Copy out all the lines where "あなたの睡眠に影響が出たと感じたことはありますか" shows up.

GIVEN DATA.
______________________________
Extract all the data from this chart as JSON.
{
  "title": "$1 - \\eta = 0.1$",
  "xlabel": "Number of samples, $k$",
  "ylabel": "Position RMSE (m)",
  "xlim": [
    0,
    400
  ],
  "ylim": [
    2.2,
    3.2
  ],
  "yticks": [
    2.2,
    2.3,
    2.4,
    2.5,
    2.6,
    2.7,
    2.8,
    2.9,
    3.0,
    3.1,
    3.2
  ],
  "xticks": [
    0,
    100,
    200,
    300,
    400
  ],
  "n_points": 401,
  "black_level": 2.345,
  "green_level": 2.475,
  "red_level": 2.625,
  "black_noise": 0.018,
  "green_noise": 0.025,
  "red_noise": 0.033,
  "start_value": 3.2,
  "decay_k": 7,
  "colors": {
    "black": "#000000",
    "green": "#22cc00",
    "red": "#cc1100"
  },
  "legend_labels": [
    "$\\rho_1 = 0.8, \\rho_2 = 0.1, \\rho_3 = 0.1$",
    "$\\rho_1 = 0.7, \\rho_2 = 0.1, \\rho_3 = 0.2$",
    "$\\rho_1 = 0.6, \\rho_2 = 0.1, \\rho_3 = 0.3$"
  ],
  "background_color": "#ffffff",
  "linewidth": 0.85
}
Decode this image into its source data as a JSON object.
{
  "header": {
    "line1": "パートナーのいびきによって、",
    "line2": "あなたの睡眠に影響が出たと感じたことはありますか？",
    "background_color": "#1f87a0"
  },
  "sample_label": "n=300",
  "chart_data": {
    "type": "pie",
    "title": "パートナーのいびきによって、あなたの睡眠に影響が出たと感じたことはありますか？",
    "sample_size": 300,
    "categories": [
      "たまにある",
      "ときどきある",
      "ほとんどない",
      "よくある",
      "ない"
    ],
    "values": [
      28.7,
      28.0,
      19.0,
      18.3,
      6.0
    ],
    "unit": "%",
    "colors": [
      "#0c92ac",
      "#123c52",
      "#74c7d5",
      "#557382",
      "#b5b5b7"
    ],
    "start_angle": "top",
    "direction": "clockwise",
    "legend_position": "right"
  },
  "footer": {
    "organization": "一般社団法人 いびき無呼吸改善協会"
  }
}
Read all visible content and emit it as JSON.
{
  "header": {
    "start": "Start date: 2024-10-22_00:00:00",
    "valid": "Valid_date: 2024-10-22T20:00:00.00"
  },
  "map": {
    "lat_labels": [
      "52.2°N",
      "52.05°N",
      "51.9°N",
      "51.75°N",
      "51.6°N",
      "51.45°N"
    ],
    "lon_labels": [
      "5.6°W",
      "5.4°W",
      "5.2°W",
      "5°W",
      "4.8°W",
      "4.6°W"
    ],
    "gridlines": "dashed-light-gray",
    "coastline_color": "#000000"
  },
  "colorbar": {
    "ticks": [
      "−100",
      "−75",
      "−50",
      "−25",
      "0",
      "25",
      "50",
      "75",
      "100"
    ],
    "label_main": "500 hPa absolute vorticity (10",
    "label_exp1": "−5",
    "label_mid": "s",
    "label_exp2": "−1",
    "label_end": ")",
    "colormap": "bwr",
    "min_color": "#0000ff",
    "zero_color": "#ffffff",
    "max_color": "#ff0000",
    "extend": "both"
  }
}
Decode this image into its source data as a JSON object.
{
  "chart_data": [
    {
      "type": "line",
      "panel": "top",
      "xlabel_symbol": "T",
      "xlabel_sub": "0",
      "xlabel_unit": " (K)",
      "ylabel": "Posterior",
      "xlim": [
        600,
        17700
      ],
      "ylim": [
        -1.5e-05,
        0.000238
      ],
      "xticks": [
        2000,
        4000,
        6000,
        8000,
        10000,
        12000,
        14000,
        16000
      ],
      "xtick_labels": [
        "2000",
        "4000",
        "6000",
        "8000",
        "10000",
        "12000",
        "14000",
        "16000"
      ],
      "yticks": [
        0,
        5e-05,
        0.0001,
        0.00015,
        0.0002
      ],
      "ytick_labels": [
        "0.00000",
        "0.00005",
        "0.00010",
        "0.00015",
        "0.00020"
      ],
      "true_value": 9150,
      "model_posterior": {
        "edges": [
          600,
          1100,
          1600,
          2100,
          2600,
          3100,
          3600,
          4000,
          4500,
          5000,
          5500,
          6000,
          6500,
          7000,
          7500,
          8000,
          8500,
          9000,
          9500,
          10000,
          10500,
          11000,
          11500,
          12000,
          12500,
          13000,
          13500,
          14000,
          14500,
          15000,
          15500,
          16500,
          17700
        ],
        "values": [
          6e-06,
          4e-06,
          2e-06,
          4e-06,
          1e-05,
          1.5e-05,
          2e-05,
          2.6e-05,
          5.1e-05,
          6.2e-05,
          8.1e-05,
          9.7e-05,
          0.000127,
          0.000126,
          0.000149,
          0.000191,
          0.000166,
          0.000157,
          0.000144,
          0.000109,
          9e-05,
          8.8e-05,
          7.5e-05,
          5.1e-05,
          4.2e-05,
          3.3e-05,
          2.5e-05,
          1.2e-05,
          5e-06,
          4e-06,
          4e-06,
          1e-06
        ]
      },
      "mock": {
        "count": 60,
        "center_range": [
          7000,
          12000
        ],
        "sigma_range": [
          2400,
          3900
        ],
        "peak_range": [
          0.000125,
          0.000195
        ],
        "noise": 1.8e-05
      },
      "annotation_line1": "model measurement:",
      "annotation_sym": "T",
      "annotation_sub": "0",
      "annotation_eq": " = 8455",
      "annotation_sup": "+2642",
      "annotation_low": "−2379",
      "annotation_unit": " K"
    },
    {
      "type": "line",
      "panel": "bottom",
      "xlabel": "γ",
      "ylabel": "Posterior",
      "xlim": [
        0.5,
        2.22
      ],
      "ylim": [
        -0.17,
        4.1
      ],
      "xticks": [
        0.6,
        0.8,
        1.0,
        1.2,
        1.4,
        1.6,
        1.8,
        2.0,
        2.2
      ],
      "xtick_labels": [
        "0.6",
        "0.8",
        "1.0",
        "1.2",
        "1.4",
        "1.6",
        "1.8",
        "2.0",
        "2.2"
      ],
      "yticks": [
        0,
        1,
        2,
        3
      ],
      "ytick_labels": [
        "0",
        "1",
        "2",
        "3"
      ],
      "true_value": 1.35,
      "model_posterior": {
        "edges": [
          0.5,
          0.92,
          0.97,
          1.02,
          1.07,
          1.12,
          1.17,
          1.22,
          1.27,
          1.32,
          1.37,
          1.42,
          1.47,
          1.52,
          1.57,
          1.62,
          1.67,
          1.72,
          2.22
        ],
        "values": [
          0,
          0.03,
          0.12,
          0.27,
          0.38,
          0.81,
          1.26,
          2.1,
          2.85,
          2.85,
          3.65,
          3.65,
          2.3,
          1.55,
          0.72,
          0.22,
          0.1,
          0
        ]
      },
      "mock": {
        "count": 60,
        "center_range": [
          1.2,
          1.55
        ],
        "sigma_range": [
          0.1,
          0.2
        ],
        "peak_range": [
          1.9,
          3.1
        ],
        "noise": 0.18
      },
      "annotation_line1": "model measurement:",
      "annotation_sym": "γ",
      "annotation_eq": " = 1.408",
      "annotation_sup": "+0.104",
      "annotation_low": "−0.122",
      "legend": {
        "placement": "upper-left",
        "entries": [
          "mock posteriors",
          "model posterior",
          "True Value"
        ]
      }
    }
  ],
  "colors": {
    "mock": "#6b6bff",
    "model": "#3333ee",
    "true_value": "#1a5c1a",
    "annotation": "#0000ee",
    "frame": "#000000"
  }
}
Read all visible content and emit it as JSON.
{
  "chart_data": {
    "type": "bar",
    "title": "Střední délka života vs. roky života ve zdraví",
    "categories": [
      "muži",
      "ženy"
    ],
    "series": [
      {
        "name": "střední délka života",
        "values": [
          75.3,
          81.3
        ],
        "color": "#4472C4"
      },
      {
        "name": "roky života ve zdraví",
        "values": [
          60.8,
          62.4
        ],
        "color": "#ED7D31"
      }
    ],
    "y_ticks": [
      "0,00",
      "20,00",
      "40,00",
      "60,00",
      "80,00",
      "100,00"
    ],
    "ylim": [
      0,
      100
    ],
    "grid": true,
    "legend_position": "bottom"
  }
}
______________________________
EXERCISE SOLUTION.
    "line2": "あなたの睡眠に影響が出たと感じたことはありますか？",
    "title": "パートナーのいびきによって、あなたの睡眠に影響が出たと感じたことはありますか？",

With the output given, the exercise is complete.